Extracted records:

****************

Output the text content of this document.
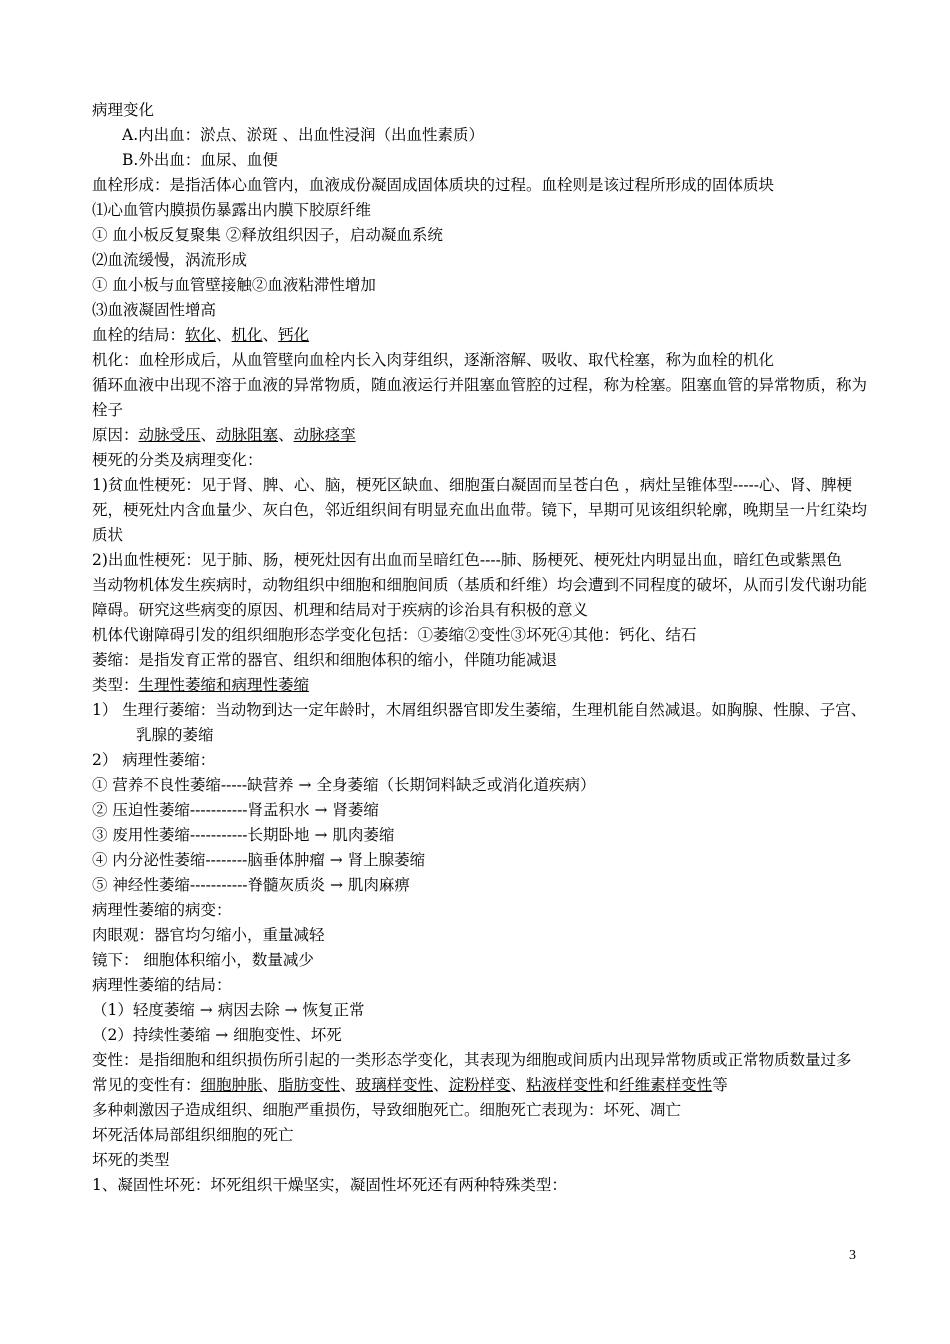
病理变化
A.内出血：淤点、淤斑 、出血性浸润（出血性素质）
B.外出血：血尿、血便
血栓形成：是指活体心血管内，血液成份凝固成固体质块的过程。血栓则是该过程所形成的固体质块
⑴心血管内膜损伤暴露出内膜下胶原纤维
① 血小板反复聚集 ②释放组织因子，启动凝血系统
⑵血流缓慢，涡流形成
① 血小板与血管壁接触②血液粘滞性增加
⑶血液凝固性增高
血栓的结局：软化、机化、钙化
机化：血栓形成后，从血管壁向血栓内长入肉芽组织，逐渐溶解、吸收、取代栓塞，称为血栓的机化
循环血液中出现不溶于血液的异常物质，随血液运行并阻塞血管腔的过程，称为栓塞。阻塞血管的异常物质，称为栓子
原因：动脉受压、动脉阻塞、动脉痉挛
梗死的分类及病理变化：
1)贫血性梗死：见于肾、脾、心、脑，梗死区缺血、细胞蛋白凝固而呈苍白色 ，病灶呈锥体型-----心、肾、脾梗死，梗死灶内含血量少、灰白色，邻近组织间有明显充血出血带。镜下，早期可见该组织轮廓，晚期呈一片红染均质状
2)出血性梗死：见于肺、肠，梗死灶因有出血而呈暗红色----肺、肠梗死、梗死灶内明显出血，暗红色或紫黑色
当动物机体发生疾病时，动物组织中细胞和细胞间质（基质和纤维）均会遭到不同程度的破坏，从而引发代谢功能障碍。研究这些病变的原因、机理和结局对于疾病的诊治具有积极的意义
机体代谢障碍引发的组织细胞形态学变化包括：①萎缩②变性③坏死④其他：钙化、结石
萎缩：是指发育正常的器官、组织和细胞体积的缩小，伴随功能减退
类型：生理性萎缩和病理性萎缩
1） 生理行萎缩：当动物到达一定年龄时，木屑组织器官即发生萎缩，生理机能自然减退。如胸腺、性腺、子宫、乳腺的萎缩
2） 病理性萎缩：
① 营养不良性萎缩-----缺营养 → 全身萎缩（长期饲料缺乏或消化道疾病）
② 压迫性萎缩-----------肾盂积水 → 肾萎缩
③ 废用性萎缩-----------长期卧地 → 肌肉萎缩
④ 内分泌性萎缩--------脑垂体肿瘤 → 肾上腺萎缩
⑤ 神经性萎缩-----------脊髓灰质炎 → 肌肉麻痹
病理性萎缩的病变：
肉眼观：器官均匀缩小，重量减轻
镜下： 细胞体积缩小，数量减少
病理性萎缩的结局：
（1）轻度萎缩 → 病因去除 → 恢复正常
（2）持续性萎缩 → 细胞变性、坏死
变性：是指细胞和组织损伤所引起的一类形态学变化，其表现为细胞或间质内出现异常物质或正常物质数量过多
常见的变性有：细胞肿胀、脂肪变性、玻璃样变性、淀粉样变、粘液样变性和纤维素样变性等
多种刺激因子造成组织、细胞严重损伤，导致细胞死亡。细胞死亡表现为：坏死、凋亡
坏死活体局部组织细胞的死亡
坏死的类型
1、凝固性坏死：坏死组织干燥坚实，凝固性坏死还有两种特殊类型：
3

****************

• _What the task requires_:
Write out the material above again, word for word, minus its pictures.

• _Task solution_:
Output the text content of this document.
病理变化
A.内出血：淤点、淤斑 、出血性浸润（出血性素质）
B.外出血：血尿、血便
血栓形成：是指活体心血管内，血液成份凝固成固体质块的过程。血栓则是该过程所形成的固体质块
⑴心血管内膜损伤暴露出内膜下胶原纤维
① 血小板反复聚集 ②释放组织因子，启动凝血系统
⑵血流缓慢，涡流形成
① 血小板与血管壁接触②血液粘滞性增加
⑶血液凝固性增高
血栓的结局：软化、机化、钙化
机化：血栓形成后，从血管壁向血栓内长入肉芽组织，逐渐溶解、吸收、取代栓塞，称为血栓的机化
循环血液中出现不溶于血液的异常物质，随血液运行并阻塞血管腔的过程，称为栓塞。阻塞血管的异常物质，称为栓子
原因：动脉受压、动脉阻塞、动脉痉挛
梗死的分类及病理变化：
1)贫血性梗死：见于肾、脾、心、脑，梗死区缺血、细胞蛋白凝固而呈苍白色 ，病灶呈锥体型-----心、肾、脾梗死，梗死灶内含血量少、灰白色，邻近组织间有明显充血出血带。镜下，早期可见该组织轮廓，晚期呈一片红染均质状
2)出血性梗死：见于肺、肠，梗死灶因有出血而呈暗红色----肺、肠梗死、梗死灶内明显出血，暗红色或紫黑色
当动物机体发生疾病时，动物组织中细胞和细胞间质（基质和纤维）均会遭到不同程度的破坏，从而引发代谢功能障碍。研究这些病变的原因、机理和结局对于疾病的诊治具有积极的意义
机体代谢障碍引发的组织细胞形态学变化包括：①萎缩②变性③坏死④其他：钙化、结石
萎缩：是指发育正常的器官、组织和细胞体积的缩小，伴随功能减退
类型：生理性萎缩和病理性萎缩
1） 生理行萎缩：当动物到达一定年龄时，木屑组织器官即发生萎缩，生理机能自然减退。如胸腺、性腺、子宫、乳腺的萎缩
2） 病理性萎缩：
① 营养不良性萎缩-----缺营养 → 全身萎缩（长期饲料缺乏或消化道疾病）
② 压迫性萎缩-----------肾盂积水 → 肾萎缩
③ 废用性萎缩-----------长期卧地 → 肌肉萎缩
④ 内分泌性萎缩--------脑垂体肿瘤 → 肾上腺萎缩
⑤ 神经性萎缩-----------脊髓灰质炎 → 肌肉麻痹
病理性萎缩的病变：
肉眼观：器官均匀缩小，重量减轻
镜下： 细胞体积缩小，数量减少
病理性萎缩的结局：
（1）轻度萎缩 → 病因去除 → 恢复正常
（2）持续性萎缩 → 细胞变性、坏死
变性：是指细胞和组织损伤所引起的一类形态学变化，其表现为细胞或间质内出现异常物质或正常物质数量过多
常见的变性有：细胞肿胀、脂肪变性、玻璃样变性、淀粉样变、粘液样变性和纤维素样变性等
多种刺激因子造成组织、细胞严重损伤，导致细胞死亡。细胞死亡表现为：坏死、凋亡
坏死活体局部组织细胞的死亡
坏死的类型
1、凝固性坏死：坏死组织干燥坚实，凝固性坏死还有两种特殊类型：
3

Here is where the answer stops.